▸ Exercise
Leaving out the pictures, retype all the material exactly.

[Start of Data for processing]

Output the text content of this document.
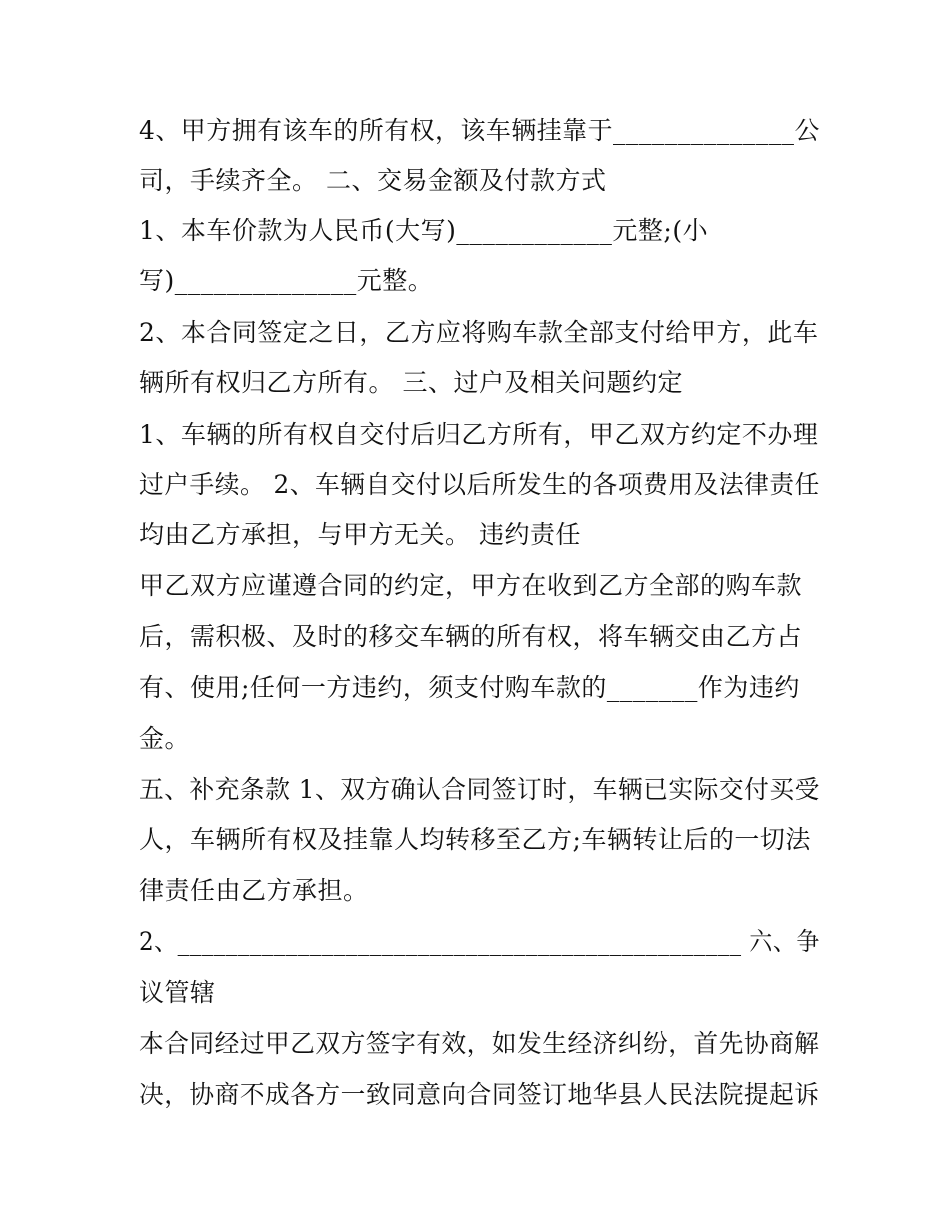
4、甲方拥有该车的所有权，该车辆挂靠于______________公
司，手续齐全。 二、交易金额及付款方式
1、本车价款为人民币(大写)____________元整;(小
写)______________元整。
2、本合同签定之日，乙方应将购车款全部支付给甲方，此车
辆所有权归乙方所有。 三、过户及相关问题约定
1、车辆的所有权自交付后归乙方所有，甲乙双方约定不办理
过户手续。 2、车辆自交付以后所发生的各项费用及法律责任
均由乙方承担，与甲方无关。 违约责任
甲乙双方应谨遵合同的约定，甲方在收到乙方全部的购车款
后，需积极、及时的移交车辆的所有权，将车辆交由乙方占
有、使用;任何一方违约，须支付购车款的_______作为违约
金。
五、补充条款 1、双方确认合同签订时，车辆已实际交付买受
人，车辆所有权及挂靠人均转移至乙方;车辆转让后的一切法
律责任由乙方承担。
2、_______________________________________________ 六、争
议管辖
本合同经过甲乙双方签字有效，如发生经济纠纷，首先协商解
决，协商不成各方一致同意向合同签订地华县人民法院提起诉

[End of Data for processing]

▸ Output for this exercise
Output the text content of this document.
4、甲方拥有该车的所有权，该车辆挂靠于______________公
司，手续齐全。 二、交易金额及付款方式
1、本车价款为人民币(大写)____________元整;(小
写)______________元整。
2、本合同签定之日，乙方应将购车款全部支付给甲方，此车
辆所有权归乙方所有。 三、过户及相关问题约定
1、车辆的所有权自交付后归乙方所有，甲乙双方约定不办理
过户手续。 2、车辆自交付以后所发生的各项费用及法律责任
均由乙方承担，与甲方无关。 违约责任
甲乙双方应谨遵合同的约定，甲方在收到乙方全部的购车款
后，需积极、及时的移交车辆的所有权，将车辆交由乙方占
有、使用;任何一方违约，须支付购车款的_______作为违约
金。
五、补充条款 1、双方确认合同签订时，车辆已实际交付买受
人，车辆所有权及挂靠人均转移至乙方;车辆转让后的一切法
律责任由乙方承担。
2、_______________________________________________ 六、争
议管辖
本合同经过甲乙双方签字有效，如发生经济纠纷，首先协商解
决，协商不成各方一致同意向合同签订地华县人民法院提起诉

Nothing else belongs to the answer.